Problem requirements
In the listing below, pick out lines with "Reeves".

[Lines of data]
━━━

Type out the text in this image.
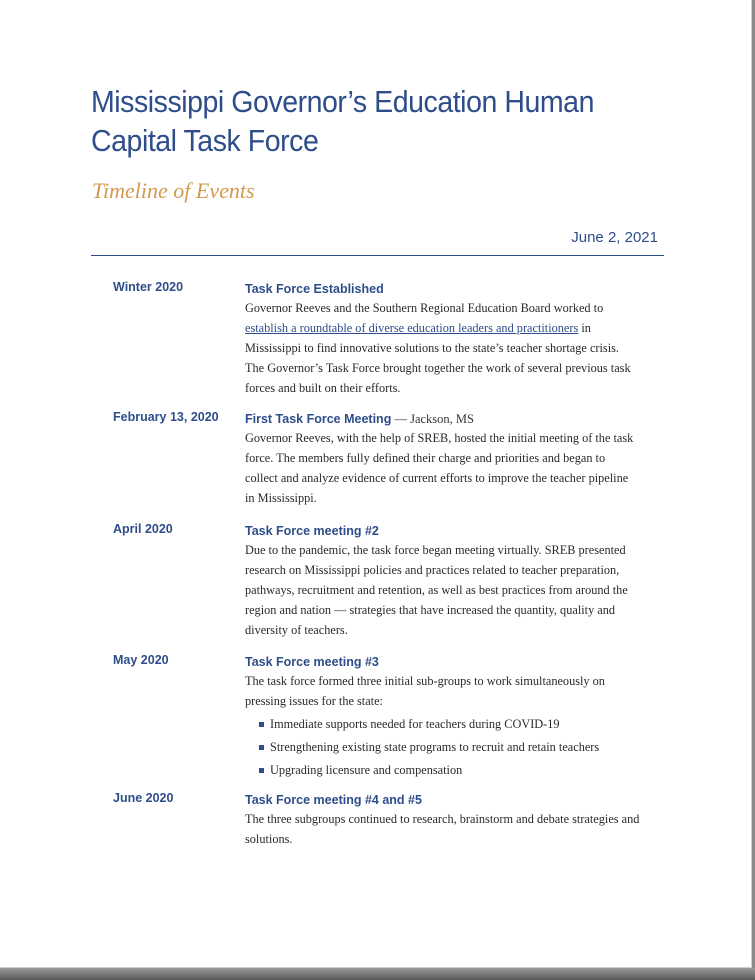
Mississippi Governor’s Education Human Capital Task Force
Timeline of Events
June 2, 2021
Winter 2020	Task Force Established
Governor Reeves and the Southern Regional Education Board worked to establish a roundtable of diverse education leaders and practitioners in Mississippi to find innovative solutions to the state’s teacher shortage crisis. The Governor’s Task Force brought together the work of several previous task forces and built on their efforts.
February 13, 2020 First Task Force Meeting — Jackson, MS
Governor Reeves, with the help of SREB, hosted the initial meeting of the task force. The members fully defined their charge and priorities and began to collect and analyze evidence of current efforts to improve the teacher pipeline in Mississippi.
April 2020	Task Force meeting #2
Due to the pandemic, the task force began meeting virtually. SREB presented research on Mississippi policies and practices related to teacher preparation, pathways, recruitment and retention, as well as best practices from around the region and nation — strategies that have increased the quantity, quality and diversity of teachers.
May 2020	Task Force meeting #3
The task force formed three initial sub-groups to work simultaneously on pressing issues for the state:
Immediate supports needed for teachers during COVID-19
Strengthening existing state programs to recruit and retain teachers
Upgrading licensure and compensation
June 2020	Task Force meeting #4 and #5
The three subgroups continued to research, brainstorm and debate strategies and solutions.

━━━

Result below
Governor Reeves and the Southern Regional Education Board worked to establish a roundtable of diverse education leaders and practitioners in Mississippi to find innovative solutions to the state’s teacher shortage crisis. The Governor’s Task Force brought together the work of several previous task forces and built on their efforts.
Governor Reeves, with the help of SREB, hosted the initial meeting of the task force. The members fully defined their charge and priorities and began to collect and analyze evidence of current efforts to improve the teacher pipeline in Mississippi.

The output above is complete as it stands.